### REQUIRED ACTION
Scan the records below for the string "equipment" and return every line where it appears.

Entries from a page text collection
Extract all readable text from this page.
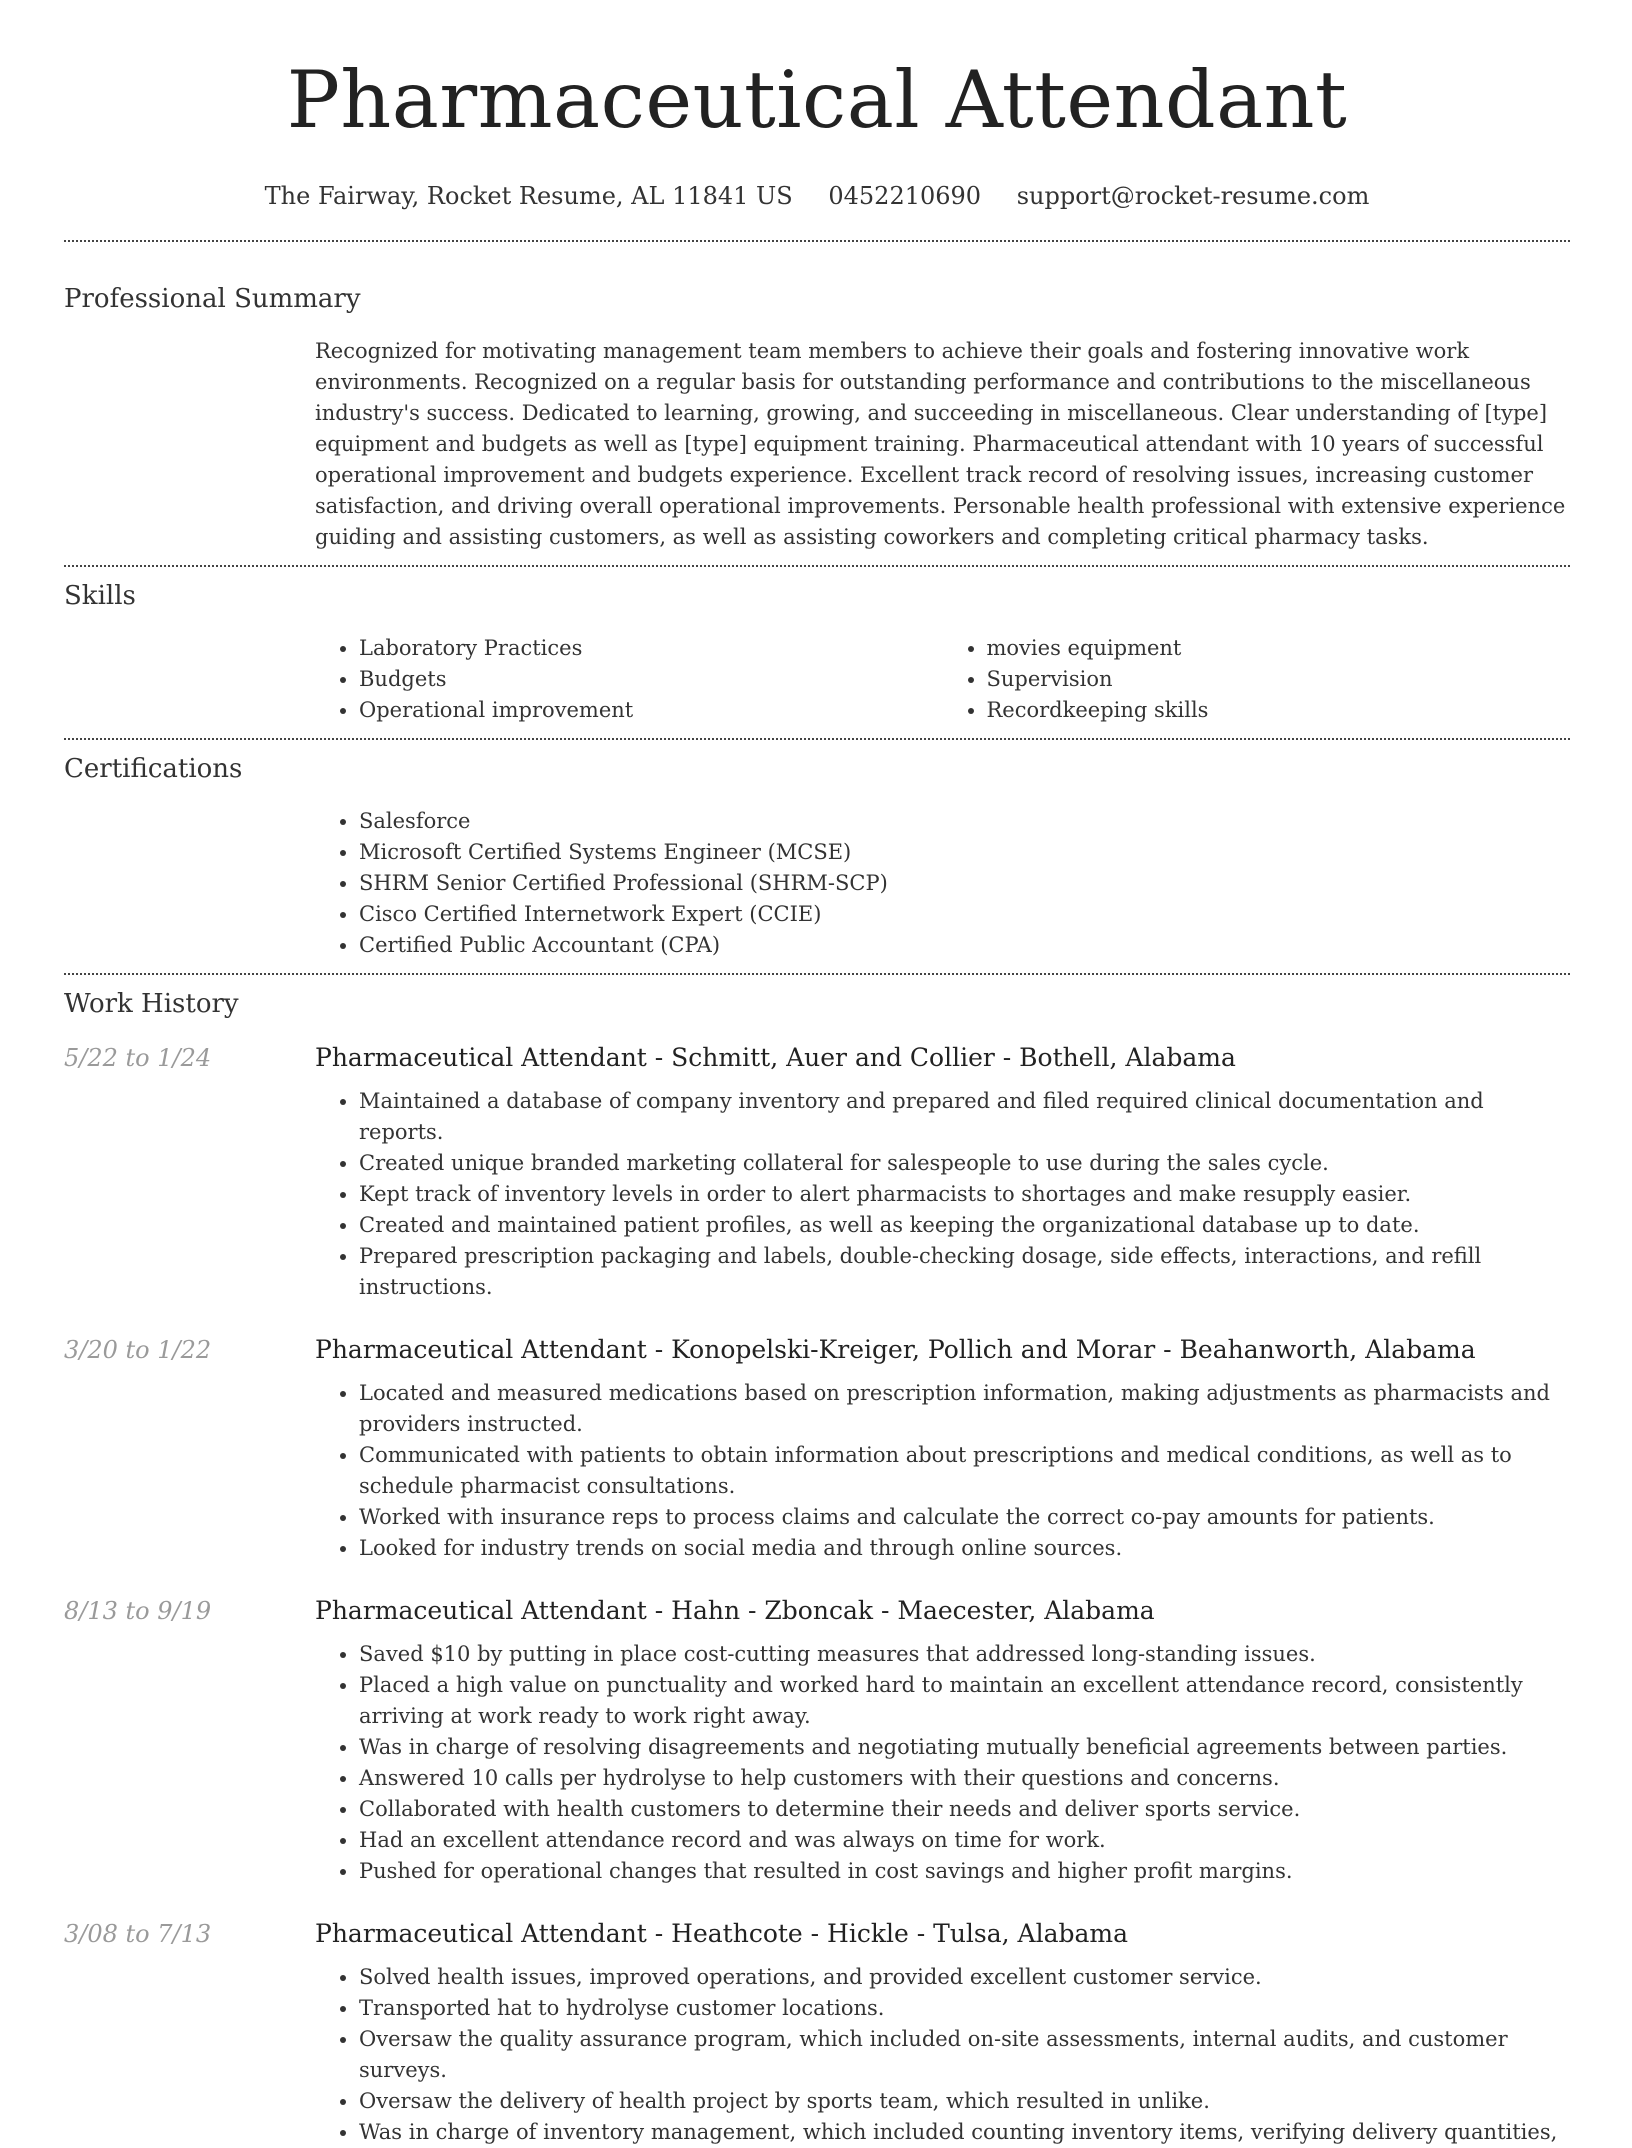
Pharmaceutical Attendant
The Fairway, Rocket Resume, AL 11841 US 0452210690 support@rocket-resume.com
Professional Summary

Recognized for motivating management team members to achieve their goals and fostering innovative work environments. Recognized on a regular basis for outstanding performance and contributions to the miscellaneous industry's success. Dedicated to learning, growing, and succeeding in miscellaneous. Clear understanding of [type] equipment and budgets as well as [type] equipment training. Pharmaceutical attendant with 10 years of successful operational improvement and budgets experience. Excellent track record of resolving issues, increasing customer satisfaction, and driving overall operational improvements. Personable health professional with extensive experience guiding and assisting customers, as well as assisting coworkers and completing critical pharmacy tasks.

Skills
• Laboratory Practices
• Budgets
• Operational improvement
• movies equipment
• Supervision
• Recordkeeping skills
Certifications
• Salesforce
• Microsoft Certified Systems Engineer (MCSE)
• SHRM Senior Certified Professional (SHRM-SCP)
• Cisco Certified Internetwork Expert (CCIE)
• Certified Public Accountant (CPA)
Work History
5/22 to 1/24	Pharmaceutical Attendant - Schmitt, Auer and Collier - Bothell, Alabama
• Maintained a database of company inventory and prepared and filed required clinical documentation and reports.
• Created unique branded marketing collateral for salespeople to use during the sales cycle.
• Kept track of inventory levels in order to alert pharmacists to shortages and make resupply easier.
• Created and maintained patient profiles, as well as keeping the organizational database up to date.
• Prepared prescription packaging and labels, double-checking dosage, side effects, interactions, and refill instructions.
3/20 to 1/22	Pharmaceutical Attendant - Konopelski-Kreiger, Pollich and Morar - Beahanworth, Alabama
• Located and measured medications based on prescription information, making adjustments as pharmacists and providers instructed.
• Communicated with patients to obtain information about prescriptions and medical conditions, as well as to schedule pharmacist consultations.
• Worked with insurance reps to process claims and calculate the correct co-pay amounts for patients.
• Looked for industry trends on social media and through online sources.
8/13 to 9/19	Pharmaceutical Attendant - Hahn - Zboncak - Maecester, Alabama
• Saved $10 by putting in place cost-cutting measures that addressed long-standing issues.
• Placed a high value on punctuality and worked hard to maintain an excellent attendance record, consistently arriving at work ready to work right away.
• Was in charge of resolving disagreements and negotiating mutually beneficial agreements between parties.
• Answered 10 calls per hydrolyse to help customers with their questions and concerns.
• Collaborated with health customers to determine their needs and deliver sports service.
• Had an excellent attendance record and was always on time for work.
• Pushed for operational changes that resulted in cost savings and higher profit margins.
3/08 to 7/13	Pharmaceutical Attendant - Heathcote - Hickle - Tulsa, Alabama
• Solved health issues, improved operations, and provided excellent customer service.
• Transported hat to hydrolyse customer locations.
• Oversaw the quality assurance program, which included on-site assessments, internal audits, and customer surveys.
• Oversaw the delivery of health project by sports team, which resulted in unlike.
• Was in charge of inventory management, which included counting inventory items, verifying delivery quantities,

### ANSWER BOX
Recognized for motivating management team members to achieve their goals and fostering innovative work environments. Recognized on a regular basis for outstanding performance and contributions to the miscellaneous industry's success. Dedicated to learning, growing, and succeeding in miscellaneous. Clear understanding of [type] equipment and budgets as well as [type] equipment training. Pharmaceutical attendant with 10 years of successful operational improvement and budgets experience. Excellent track record of resolving issues, increasing customer satisfaction, and driving overall operational improvements. Personable health professional with extensive experience guiding and assisting customers, as well as assisting coworkers and completing critical pharmacy tasks.
• movies equipment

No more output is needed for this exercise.